Every record must be repeated exactly, with no omission.

Stored data
┄┄┄┄┄┄

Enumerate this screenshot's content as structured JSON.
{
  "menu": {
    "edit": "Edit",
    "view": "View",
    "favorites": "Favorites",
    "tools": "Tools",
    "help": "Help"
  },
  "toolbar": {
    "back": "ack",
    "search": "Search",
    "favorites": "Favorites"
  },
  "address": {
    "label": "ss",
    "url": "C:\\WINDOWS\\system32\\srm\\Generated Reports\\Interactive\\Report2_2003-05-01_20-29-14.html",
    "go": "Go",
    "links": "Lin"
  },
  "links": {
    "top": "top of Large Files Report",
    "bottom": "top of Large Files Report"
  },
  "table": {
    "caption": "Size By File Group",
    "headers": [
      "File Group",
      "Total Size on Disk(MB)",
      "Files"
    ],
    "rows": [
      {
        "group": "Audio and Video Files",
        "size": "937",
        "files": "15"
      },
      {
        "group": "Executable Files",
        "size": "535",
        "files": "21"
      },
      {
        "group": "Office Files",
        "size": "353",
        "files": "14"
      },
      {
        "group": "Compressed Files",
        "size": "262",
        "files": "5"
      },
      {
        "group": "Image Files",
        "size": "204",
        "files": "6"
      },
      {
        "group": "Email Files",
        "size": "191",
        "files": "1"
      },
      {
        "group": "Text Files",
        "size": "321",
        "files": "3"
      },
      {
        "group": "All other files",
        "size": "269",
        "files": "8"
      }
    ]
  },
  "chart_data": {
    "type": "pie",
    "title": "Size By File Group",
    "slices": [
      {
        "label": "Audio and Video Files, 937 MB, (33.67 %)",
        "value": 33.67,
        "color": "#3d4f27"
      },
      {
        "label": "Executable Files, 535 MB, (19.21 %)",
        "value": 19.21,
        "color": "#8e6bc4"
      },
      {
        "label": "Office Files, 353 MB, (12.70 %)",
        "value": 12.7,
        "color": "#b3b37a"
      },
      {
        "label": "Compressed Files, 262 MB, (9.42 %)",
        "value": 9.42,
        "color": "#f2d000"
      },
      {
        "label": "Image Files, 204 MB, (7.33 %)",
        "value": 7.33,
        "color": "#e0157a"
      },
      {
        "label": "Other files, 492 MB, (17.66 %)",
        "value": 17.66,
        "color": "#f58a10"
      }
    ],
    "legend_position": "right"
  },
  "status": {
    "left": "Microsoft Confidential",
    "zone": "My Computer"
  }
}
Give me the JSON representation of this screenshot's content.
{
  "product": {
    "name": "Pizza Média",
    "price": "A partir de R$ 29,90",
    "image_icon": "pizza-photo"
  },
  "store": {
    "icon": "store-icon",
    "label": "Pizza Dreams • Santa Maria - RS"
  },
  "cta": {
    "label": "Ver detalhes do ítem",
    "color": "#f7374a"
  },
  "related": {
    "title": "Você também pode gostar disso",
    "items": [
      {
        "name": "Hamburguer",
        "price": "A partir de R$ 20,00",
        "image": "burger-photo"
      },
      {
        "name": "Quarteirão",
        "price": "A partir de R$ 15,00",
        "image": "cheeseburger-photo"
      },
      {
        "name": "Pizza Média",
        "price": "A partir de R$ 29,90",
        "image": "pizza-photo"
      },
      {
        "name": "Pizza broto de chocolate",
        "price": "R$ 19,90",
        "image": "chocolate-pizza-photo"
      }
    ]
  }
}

┄┄┄┄┄┄

### Result of the exercise
Enumerate this screenshot's content as structured JSON.
{
  "menu": {
    "edit": "Edit",
    "view": "View",
    "favorites": "Favorites",
    "tools": "Tools",
    "help": "Help"
  },
  "toolbar": {
    "back": "ack",
    "search": "Search",
    "favorites": "Favorites"
  },
  "address": {
    "label": "ss",
    "url": "C:\\WINDOWS\\system32\\srm\\Generated Reports\\Interactive\\Report2_2003-05-01_20-29-14.html",
    "go": "Go",
    "links": "Lin"
  },
  "links": {
    "top": "top of Large Files Report",
    "bottom": "top of Large Files Report"
  },
  "table": {
    "caption": "Size By File Group",
    "headers": [
      "File Group",
      "Total Size on Disk(MB)",
      "Files"
    ],
    "rows": [
      {
        "group": "Audio and Video Files",
        "size": "937",
        "files": "15"
      },
      {
        "group": "Executable Files",
        "size": "535",
        "files": "21"
      },
      {
        "group": "Office Files",
        "size": "353",
        "files": "14"
      },
      {
        "group": "Compressed Files",
        "size": "262",
        "files": "5"
      },
      {
        "group": "Image Files",
        "size": "204",
        "files": "6"
      },
      {
        "group": "Email Files",
        "size": "191",
        "files": "1"
      },
      {
        "group": "Text Files",
        "size": "321",
        "files": "3"
      },
      {
        "group": "All other files",
        "size": "269",
        "files": "8"
      }
    ]
  },
  "chart_data": {
    "type": "pie",
    "title": "Size By File Group",
    "slices": [
      {
        "label": "Audio and Video Files, 937 MB, (33.67 %)",
        "value": 33.67,
        "color": "#3d4f27"
      },
      {
        "label": "Executable Files, 535 MB, (19.21 %)",
        "value": 19.21,
        "color": "#8e6bc4"
      },
      {
        "label": "Office Files, 353 MB, (12.70 %)",
        "value": 12.7,
        "color": "#b3b37a"
      },
      {
        "label": "Compressed Files, 262 MB, (9.42 %)",
        "value": 9.42,
        "color": "#f2d000"
      },
      {
        "label": "Image Files, 204 MB, (7.33 %)",
        "value": 7.33,
        "color": "#e0157a"
      },
      {
        "label": "Other files, 492 MB, (17.66 %)",
        "value": 17.66,
        "color": "#f58a10"
      }
    ],
    "legend_position": "right"
  },
  "status": {
    "left": "Microsoft Confidential",
    "zone": "My Computer"
  }
}
Give me the JSON representation of this screenshot's content.
{
  "product": {
    "name": "Pizza Média",
    "price": "A partir de R$ 29,90",
    "image_icon": "pizza-photo"
  },
  "store": {
    "icon": "store-icon",
    "label": "Pizza Dreams • Santa Maria - RS"
  },
  "cta": {
    "label": "Ver detalhes do ítem",
    "color": "#f7374a"
  },
  "related": {
    "title": "Você também pode gostar disso",
    "items": [
      {
        "name": "Hamburguer",
        "price": "A partir de R$ 20,00",
        "image": "burger-photo"
      },
      {
        "name": "Quarteirão",
        "price": "A partir de R$ 15,00",
        "image": "cheeseburger-photo"
      },
      {
        "name": "Pizza Média",
        "price": "A partir de R$ 29,90",
        "image": "pizza-photo"
      },
      {
        "name": "Pizza broto de chocolate",
        "price": "R$ 19,90",
        "image": "chocolate-pizza-photo"
      }
    ]
  }
}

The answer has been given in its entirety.